§ What is needed:
Wherever a line in the data below holds "Triplets", copy that line.

§ Data entries:
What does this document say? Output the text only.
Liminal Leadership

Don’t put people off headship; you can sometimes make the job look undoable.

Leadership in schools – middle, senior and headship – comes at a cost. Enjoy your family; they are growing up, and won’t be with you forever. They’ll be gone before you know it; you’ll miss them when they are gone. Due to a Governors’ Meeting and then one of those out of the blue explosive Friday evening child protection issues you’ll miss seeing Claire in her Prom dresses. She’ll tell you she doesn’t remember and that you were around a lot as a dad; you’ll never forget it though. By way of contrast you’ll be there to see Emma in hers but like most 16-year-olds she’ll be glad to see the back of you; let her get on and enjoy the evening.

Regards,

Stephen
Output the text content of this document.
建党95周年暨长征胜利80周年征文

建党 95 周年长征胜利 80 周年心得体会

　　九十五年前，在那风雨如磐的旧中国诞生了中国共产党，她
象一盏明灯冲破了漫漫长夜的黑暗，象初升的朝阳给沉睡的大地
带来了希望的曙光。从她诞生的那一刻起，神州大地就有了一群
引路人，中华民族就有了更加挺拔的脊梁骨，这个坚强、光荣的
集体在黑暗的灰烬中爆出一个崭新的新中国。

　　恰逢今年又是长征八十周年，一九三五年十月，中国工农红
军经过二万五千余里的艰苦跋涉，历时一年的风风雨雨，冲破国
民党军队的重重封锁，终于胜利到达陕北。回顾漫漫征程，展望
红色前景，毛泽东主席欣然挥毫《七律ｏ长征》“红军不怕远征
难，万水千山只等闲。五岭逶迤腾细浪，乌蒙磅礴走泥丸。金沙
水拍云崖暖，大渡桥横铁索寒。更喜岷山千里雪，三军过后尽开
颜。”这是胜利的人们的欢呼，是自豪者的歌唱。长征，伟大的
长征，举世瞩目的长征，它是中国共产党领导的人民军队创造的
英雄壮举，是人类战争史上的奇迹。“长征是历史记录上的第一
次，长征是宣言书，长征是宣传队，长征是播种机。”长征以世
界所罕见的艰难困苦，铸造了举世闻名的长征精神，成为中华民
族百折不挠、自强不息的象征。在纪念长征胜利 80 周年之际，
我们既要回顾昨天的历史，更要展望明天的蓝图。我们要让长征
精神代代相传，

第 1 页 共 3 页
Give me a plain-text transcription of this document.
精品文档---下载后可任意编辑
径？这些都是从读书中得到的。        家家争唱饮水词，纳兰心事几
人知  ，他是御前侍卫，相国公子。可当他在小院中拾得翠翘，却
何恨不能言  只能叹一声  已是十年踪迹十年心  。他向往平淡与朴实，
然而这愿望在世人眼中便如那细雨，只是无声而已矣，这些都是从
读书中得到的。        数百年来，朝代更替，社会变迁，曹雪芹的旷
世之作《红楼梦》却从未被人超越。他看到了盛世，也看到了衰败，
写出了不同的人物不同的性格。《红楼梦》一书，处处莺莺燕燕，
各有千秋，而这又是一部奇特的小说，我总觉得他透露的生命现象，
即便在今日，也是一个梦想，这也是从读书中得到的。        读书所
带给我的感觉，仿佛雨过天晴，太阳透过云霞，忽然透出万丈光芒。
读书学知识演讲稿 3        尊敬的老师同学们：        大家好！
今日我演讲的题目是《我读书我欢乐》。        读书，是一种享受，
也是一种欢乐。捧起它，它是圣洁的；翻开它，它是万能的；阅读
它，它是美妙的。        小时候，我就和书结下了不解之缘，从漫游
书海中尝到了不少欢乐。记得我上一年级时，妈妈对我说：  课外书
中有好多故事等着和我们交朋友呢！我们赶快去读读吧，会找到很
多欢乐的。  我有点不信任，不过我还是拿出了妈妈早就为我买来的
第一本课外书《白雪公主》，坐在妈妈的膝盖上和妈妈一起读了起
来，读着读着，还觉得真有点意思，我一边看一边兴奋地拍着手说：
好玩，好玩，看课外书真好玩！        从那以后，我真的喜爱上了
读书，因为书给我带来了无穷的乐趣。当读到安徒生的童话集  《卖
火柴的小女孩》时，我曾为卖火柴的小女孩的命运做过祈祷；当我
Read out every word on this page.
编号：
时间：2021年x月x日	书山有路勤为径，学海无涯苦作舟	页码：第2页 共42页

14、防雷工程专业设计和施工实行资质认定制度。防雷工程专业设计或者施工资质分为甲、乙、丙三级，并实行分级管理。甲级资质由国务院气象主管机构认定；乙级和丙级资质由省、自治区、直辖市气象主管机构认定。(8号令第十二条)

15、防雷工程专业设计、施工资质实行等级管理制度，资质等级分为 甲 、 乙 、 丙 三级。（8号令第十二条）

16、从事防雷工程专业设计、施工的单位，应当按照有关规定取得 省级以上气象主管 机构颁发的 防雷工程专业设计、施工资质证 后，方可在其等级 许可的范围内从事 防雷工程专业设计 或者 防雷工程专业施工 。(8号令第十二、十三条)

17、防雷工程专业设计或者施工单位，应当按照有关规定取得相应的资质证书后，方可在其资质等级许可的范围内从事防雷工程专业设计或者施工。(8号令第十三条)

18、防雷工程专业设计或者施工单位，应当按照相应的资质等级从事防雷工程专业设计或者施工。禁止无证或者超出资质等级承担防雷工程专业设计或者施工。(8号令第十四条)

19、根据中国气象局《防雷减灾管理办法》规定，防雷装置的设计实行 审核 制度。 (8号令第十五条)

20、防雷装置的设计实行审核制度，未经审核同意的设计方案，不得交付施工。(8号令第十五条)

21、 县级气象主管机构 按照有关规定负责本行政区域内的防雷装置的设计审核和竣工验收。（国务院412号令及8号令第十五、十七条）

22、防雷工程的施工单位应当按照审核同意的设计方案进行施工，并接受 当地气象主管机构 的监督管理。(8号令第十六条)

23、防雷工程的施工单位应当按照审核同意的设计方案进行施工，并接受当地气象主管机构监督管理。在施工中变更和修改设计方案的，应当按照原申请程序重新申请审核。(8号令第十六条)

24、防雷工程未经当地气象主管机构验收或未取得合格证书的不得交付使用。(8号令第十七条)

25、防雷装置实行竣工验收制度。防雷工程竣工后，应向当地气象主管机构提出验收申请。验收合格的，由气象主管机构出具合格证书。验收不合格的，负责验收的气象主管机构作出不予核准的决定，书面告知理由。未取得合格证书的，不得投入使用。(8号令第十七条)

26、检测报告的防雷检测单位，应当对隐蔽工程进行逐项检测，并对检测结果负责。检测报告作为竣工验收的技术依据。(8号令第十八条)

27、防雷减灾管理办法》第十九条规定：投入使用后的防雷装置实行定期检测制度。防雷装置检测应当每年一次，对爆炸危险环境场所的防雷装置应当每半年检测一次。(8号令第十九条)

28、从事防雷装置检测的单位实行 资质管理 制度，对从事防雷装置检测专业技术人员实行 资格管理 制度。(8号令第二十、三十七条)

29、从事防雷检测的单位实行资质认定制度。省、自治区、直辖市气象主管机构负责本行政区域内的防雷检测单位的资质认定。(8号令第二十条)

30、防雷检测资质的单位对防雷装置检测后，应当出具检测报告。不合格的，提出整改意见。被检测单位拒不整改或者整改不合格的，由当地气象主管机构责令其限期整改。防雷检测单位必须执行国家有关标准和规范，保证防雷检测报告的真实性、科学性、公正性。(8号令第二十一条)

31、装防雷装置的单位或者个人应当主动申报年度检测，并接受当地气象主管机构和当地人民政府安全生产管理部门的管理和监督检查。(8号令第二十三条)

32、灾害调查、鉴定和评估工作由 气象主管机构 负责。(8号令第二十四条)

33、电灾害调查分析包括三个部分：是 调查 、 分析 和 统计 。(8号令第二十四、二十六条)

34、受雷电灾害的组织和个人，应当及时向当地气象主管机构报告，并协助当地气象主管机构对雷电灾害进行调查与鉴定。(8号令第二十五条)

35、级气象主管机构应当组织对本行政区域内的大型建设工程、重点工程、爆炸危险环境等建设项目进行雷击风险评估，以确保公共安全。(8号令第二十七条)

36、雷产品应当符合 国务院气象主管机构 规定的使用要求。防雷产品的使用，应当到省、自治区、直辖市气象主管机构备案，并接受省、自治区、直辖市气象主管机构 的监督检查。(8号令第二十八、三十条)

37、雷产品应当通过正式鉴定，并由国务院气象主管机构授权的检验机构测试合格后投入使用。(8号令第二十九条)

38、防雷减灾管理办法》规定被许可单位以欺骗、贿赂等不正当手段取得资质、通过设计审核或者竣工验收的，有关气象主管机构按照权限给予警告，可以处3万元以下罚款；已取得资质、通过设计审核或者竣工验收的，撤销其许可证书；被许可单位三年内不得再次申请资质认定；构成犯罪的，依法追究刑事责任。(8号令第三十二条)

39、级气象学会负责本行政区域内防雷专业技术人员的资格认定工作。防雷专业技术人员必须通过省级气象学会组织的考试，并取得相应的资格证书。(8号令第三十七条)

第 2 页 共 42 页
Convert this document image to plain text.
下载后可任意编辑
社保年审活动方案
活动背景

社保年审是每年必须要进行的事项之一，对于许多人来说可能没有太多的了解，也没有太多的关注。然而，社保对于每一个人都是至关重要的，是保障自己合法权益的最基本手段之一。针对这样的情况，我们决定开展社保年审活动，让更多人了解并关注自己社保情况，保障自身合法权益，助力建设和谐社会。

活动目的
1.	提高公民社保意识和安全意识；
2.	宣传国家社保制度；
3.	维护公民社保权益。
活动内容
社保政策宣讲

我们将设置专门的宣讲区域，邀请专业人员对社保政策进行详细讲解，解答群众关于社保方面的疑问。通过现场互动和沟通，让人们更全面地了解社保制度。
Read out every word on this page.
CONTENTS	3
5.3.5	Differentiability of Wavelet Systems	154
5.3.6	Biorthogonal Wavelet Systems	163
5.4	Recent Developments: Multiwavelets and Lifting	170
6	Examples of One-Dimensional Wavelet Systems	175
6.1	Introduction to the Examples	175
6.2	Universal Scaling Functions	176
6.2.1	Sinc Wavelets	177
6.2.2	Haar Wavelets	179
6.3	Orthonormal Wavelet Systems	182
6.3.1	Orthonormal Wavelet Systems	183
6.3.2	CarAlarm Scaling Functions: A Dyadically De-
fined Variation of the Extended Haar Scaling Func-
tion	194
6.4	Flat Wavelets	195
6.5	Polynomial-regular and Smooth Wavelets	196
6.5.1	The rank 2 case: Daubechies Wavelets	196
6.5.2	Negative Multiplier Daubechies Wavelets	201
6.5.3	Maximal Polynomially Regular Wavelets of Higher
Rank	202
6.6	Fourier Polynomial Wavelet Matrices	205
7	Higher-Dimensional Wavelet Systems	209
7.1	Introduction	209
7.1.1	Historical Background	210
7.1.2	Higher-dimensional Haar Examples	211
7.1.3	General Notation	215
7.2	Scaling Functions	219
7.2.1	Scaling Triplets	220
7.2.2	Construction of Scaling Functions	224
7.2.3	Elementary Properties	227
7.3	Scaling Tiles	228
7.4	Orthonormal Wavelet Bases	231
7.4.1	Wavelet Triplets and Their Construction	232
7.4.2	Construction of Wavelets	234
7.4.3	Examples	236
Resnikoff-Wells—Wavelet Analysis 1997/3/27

§ Solution for this exercise:
7.2.1	Scaling Triplets	220
7.4.1	Wavelet Triplets and Their Construction	232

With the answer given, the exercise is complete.